**Required work:**
This task calls for copying each line below that contains "TROMBOSADOS".

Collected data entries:
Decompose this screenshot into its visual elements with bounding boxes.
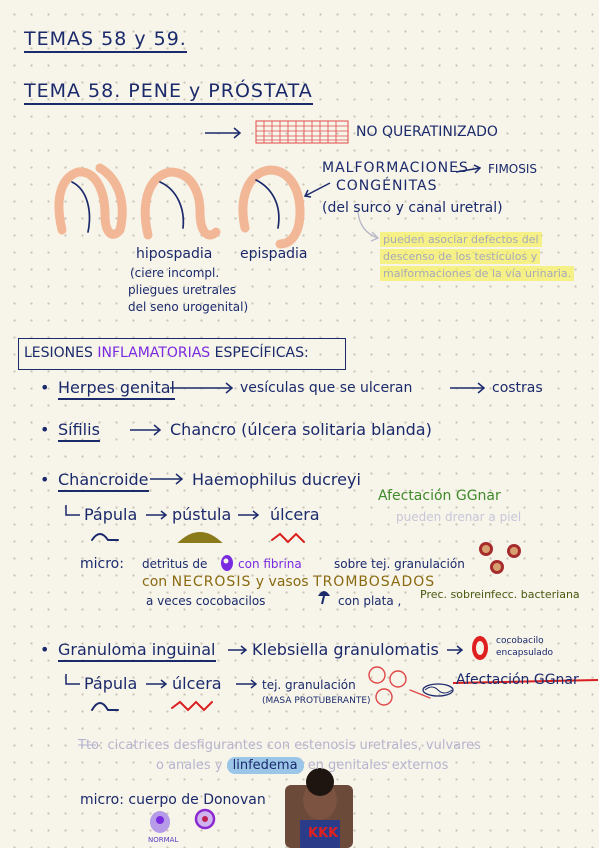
- inflamatorias-word: INFLAMATORIAS: [97, 345, 211, 361]
- chancroide-title: Chancroide: [58, 470, 149, 492]
- micro2-label: micro: cuerpo de Donovan: [80, 792, 266, 808]
- micro1-trombosados: TROMBOSADOS: [313, 574, 436, 590]
- cell-icons: [150, 542, 521, 833]
- hipospadia-desc-3: del seno urogenital): [128, 300, 249, 314]
- herpes-desc: vesículas que se ulceran: [240, 380, 413, 396]
- micro1-a: detritus de: [142, 557, 208, 571]
- encapsulado-label: encapsulado: [496, 648, 554, 658]
- micro1-d1: con: [142, 574, 168, 590]
- lesiones-box: [18, 338, 346, 370]
- malformation-drawings: [54, 163, 305, 249]
- tto-2-b: y: [214, 758, 223, 773]
- fimosis-label: FIMOSIS: [488, 162, 538, 176]
- sifilis-desc: Chancro (úlcera solitaria blanda): [170, 420, 432, 439]
- papula-2: Pápula: [84, 674, 138, 693]
- micro1-e: a veces cocobacilos: [146, 594, 266, 608]
- lesiones-heading: LESIONES INFLAMATORIAS ESPECÍFICAS:: [24, 345, 309, 361]
- haemophilus-label: Haemophilus ducreyi: [192, 470, 361, 489]
- arrow-icons: [65, 127, 486, 689]
- micro1-b: con fibrina: [238, 557, 302, 571]
- cocobacilo-label: cocobacilo: [496, 636, 544, 646]
- micro1-d2: y vasos: [255, 574, 309, 590]
- malformaciones-label: MALFORMACIONES: [322, 160, 469, 176]
- klebsiella-label: Klebsiella granulomatis: [252, 640, 439, 659]
- especificas-word: ESPECÍFICAS:: [214, 345, 309, 361]
- sticker-text: KKK: [308, 826, 339, 841]
- granuloma-title: Granuloma inguinal: [58, 640, 216, 662]
- bullet-granuloma: •: [40, 640, 50, 659]
- keratin-grid-icon: [255, 120, 349, 144]
- normal-label: NORMAL: [148, 836, 179, 844]
- epispadia-label: epispadia: [240, 246, 308, 262]
- linfedema-badge: linfedema: [226, 757, 304, 774]
- hipospadia-label: hipospadia: [136, 246, 213, 262]
- note-arrow-icon: [357, 211, 380, 242]
- lesiones-word: LESIONES: [24, 345, 93, 361]
- micro1-c: sobre tej. granulación: [334, 557, 465, 571]
- masa-label: (MASA PROTUBERANTE): [262, 696, 371, 706]
- yellow-note-2: descenso de los testículos y: [380, 249, 541, 264]
- papula-1: Pápula: [84, 505, 138, 524]
- tto-line-2: o anales y linfedema en genitales extern…: [156, 757, 449, 774]
- ulcera-1: úlcera: [270, 505, 320, 524]
- herpes-title: Herpes genital: [58, 378, 175, 400]
- micro1-line2: con NECROSIS y vasos TROMBOSADOS: [142, 574, 435, 590]
- micro1-necrosis: NECROSIS: [171, 574, 252, 590]
- fistular-note: pueden drenar a piel: [396, 510, 522, 524]
- bullet-sifilis: •: [40, 420, 50, 439]
- sifilis-title: Sífilis: [58, 420, 100, 442]
- strike-line: [452, 679, 599, 684]
- yellow-note-1: pueden asociar defectos del: [380, 232, 542, 247]
- micro1-f: con plata ,: [338, 594, 402, 608]
- costras-label: costras: [492, 380, 543, 396]
- hipospadia-desc-1: (ciere incompl.: [130, 266, 220, 280]
- tto-2-c: en genitales externos: [307, 758, 449, 773]
- micro1-label: micro:: [80, 556, 124, 572]
- tej-granulacion: tej. granulación: [262, 678, 356, 692]
- tto-line-1: Tto: cicatrices desfigurantes con esteno…: [78, 738, 481, 753]
- micro1-g: Prec. sobreinfecc. bacteriana: [420, 588, 580, 601]
- yellow-note-3: malformaciones de la vía urinaria.: [380, 266, 575, 281]
- lesion-stage-icons: [91, 532, 431, 712]
- bullet-chancroide: •: [40, 470, 50, 489]
- tto-2-a: o anales: [156, 758, 211, 773]
- congenitas-label: CONGÉNITAS: [336, 178, 438, 194]
- tema58-title: TEMA 58. PENE y PRÓSTATA: [24, 80, 313, 105]
- hipospadia-desc-2: pliegues uretrales: [128, 283, 236, 297]
- ulcera-2: úlcera: [172, 674, 222, 693]
- afectacion-2: Afectación GGnar: [456, 672, 579, 688]
- pustula-1: pústula: [172, 505, 232, 524]
- page-heading: TEMAS 58 y 59.: [24, 28, 187, 53]
- person-sticker-icon: [285, 768, 353, 848]
- bullet-herpes: •: [40, 378, 50, 397]
- no-queratinizado-label: NO QUERATINIZADO: [356, 124, 498, 140]
- afectacion-1: Afectación GGnar: [378, 488, 501, 504]
- surco-label: (del surco y canal uretral): [322, 200, 503, 216]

**Answer space:**
- micro1-trombosados: TROMBOSADOS: [313, 574, 436, 590]
- micro1-line2: con NECROSIS y vasos TROMBOSADOS: [142, 574, 435, 590]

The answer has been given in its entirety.